**Records shown**

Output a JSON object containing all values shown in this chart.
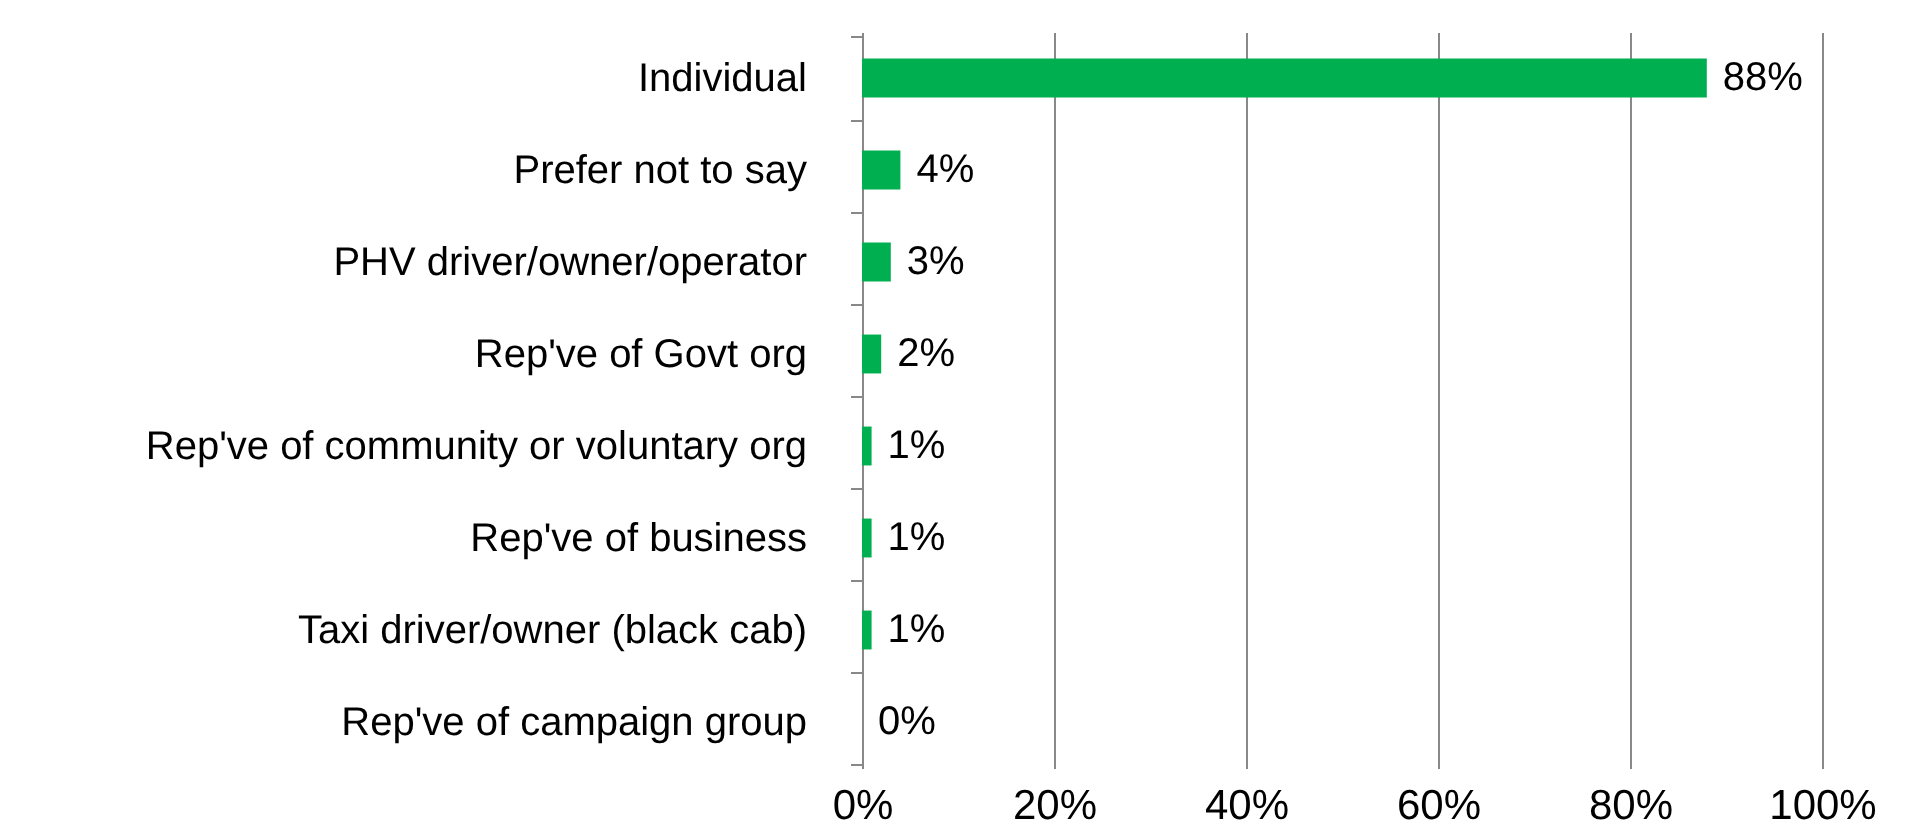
{
  "chart_data": {
    "type": "bar",
    "orientation": "horizontal",
    "categories": [
      "Individual",
      "Prefer not to say",
      "PHV driver/owner/operator",
      "Rep've of Govt org",
      "Rep've of community or voluntary org",
      "Rep've of business",
      "Taxi driver/owner (black cab)",
      "Rep've of campaign group"
    ],
    "values": [
      88,
      4,
      3,
      2,
      1,
      1,
      1,
      0
    ],
    "value_labels": [
      "88%",
      "4%",
      "3%",
      "2%",
      "1%",
      "1%",
      "1%",
      "0%"
    ],
    "color": "#00b050",
    "xlim": [
      0,
      100
    ],
    "xticks": [
      {
        "value": 0,
        "label": "0%"
      },
      {
        "value": 20,
        "label": "20%"
      },
      {
        "value": 40,
        "label": "40%"
      },
      {
        "value": 60,
        "label": "60%"
      },
      {
        "value": 80,
        "label": "80%"
      },
      {
        "value": 100,
        "label": "100%"
      }
    ],
    "grid": "x"
  }
}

**Short exercise**
Search the data for the word "values" and copy each line where it appears.

**Correct output**
Output a JSON object containing all values shown in this chart.
    "values": [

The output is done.